▶ _Short exercise_: Set down the data below without any alteration, beginning with its first line and stopping after the line that contains "y-tick-label: 20 000", with both of those lines included.

▶ _Supplied information_:
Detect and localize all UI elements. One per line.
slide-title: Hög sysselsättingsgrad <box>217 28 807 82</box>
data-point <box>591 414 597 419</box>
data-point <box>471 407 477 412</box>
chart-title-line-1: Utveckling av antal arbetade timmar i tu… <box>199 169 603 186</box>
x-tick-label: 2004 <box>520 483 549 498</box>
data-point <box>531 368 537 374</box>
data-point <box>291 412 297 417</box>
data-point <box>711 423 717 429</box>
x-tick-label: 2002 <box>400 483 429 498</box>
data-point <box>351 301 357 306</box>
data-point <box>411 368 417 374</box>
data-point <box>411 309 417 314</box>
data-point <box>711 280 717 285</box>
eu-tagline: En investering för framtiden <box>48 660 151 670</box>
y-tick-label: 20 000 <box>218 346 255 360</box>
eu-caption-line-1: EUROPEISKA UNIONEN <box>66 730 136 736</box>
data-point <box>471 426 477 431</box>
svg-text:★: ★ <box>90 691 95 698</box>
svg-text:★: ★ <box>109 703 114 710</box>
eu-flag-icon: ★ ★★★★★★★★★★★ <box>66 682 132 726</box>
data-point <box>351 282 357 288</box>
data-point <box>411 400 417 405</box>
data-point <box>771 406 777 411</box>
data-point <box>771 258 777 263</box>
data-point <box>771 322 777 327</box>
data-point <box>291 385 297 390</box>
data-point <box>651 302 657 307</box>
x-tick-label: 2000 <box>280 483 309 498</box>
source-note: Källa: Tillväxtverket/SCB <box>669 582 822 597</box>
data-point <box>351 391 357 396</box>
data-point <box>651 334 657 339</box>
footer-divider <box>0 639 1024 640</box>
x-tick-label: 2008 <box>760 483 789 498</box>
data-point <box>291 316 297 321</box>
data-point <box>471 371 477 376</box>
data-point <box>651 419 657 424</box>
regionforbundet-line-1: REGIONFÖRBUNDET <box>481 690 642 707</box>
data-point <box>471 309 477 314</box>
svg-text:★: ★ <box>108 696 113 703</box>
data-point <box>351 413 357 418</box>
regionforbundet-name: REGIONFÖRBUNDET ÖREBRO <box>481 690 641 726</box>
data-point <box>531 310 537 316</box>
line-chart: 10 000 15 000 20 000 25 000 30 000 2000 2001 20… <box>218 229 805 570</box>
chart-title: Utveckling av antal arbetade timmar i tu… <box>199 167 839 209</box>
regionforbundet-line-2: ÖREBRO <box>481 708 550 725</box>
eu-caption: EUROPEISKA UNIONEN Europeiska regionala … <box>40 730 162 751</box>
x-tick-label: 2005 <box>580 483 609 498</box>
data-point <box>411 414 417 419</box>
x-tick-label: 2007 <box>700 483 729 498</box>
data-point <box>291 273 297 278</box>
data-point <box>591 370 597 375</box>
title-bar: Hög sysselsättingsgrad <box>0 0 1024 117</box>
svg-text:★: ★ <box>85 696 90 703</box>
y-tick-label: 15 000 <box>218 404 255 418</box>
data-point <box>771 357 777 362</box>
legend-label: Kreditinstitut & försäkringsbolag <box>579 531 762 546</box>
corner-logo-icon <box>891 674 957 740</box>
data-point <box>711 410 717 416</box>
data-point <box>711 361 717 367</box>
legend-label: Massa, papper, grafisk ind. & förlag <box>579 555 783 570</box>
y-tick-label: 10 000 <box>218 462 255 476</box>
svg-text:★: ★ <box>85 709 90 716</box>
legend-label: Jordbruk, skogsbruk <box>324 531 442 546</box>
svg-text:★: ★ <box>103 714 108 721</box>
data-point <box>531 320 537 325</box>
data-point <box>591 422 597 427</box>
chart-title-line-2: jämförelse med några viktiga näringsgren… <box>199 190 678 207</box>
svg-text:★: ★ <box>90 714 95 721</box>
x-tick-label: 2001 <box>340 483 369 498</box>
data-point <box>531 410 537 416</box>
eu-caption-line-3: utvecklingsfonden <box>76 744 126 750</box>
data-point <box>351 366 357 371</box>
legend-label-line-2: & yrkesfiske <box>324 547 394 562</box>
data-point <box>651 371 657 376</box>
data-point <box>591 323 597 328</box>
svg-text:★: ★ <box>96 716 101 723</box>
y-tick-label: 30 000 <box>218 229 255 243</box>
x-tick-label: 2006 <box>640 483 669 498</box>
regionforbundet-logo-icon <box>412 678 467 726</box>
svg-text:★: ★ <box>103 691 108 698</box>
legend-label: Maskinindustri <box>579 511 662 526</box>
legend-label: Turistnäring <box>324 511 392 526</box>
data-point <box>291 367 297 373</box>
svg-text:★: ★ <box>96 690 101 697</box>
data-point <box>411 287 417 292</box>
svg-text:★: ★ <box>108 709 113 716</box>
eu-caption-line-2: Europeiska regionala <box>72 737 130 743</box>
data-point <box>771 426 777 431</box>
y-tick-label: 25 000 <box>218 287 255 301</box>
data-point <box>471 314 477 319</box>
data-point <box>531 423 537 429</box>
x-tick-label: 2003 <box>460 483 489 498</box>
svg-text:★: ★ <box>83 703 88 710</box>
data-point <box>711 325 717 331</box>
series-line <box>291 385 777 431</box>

▶ _Solved exercise_:
Detect and localize all UI elements. One per line.
slide-title: Hög sysselsättingsgrad <box>217 28 807 82</box>
data-point <box>591 414 597 419</box>
data-point <box>471 407 477 412</box>
chart-title-line-1: Utveckling av antal arbetade timmar i tu… <box>199 169 603 186</box>
x-tick-label: 2004 <box>520 483 549 498</box>
data-point <box>531 368 537 374</box>
data-point <box>291 412 297 417</box>
data-point <box>711 423 717 429</box>
x-tick-label: 2002 <box>400 483 429 498</box>
data-point <box>351 301 357 306</box>
data-point <box>411 368 417 374</box>
data-point <box>411 309 417 314</box>
data-point <box>711 280 717 285</box>
eu-tagline: En investering för framtiden <box>48 660 151 670</box>
y-tick-label: 20 000 <box>218 346 255 360</box>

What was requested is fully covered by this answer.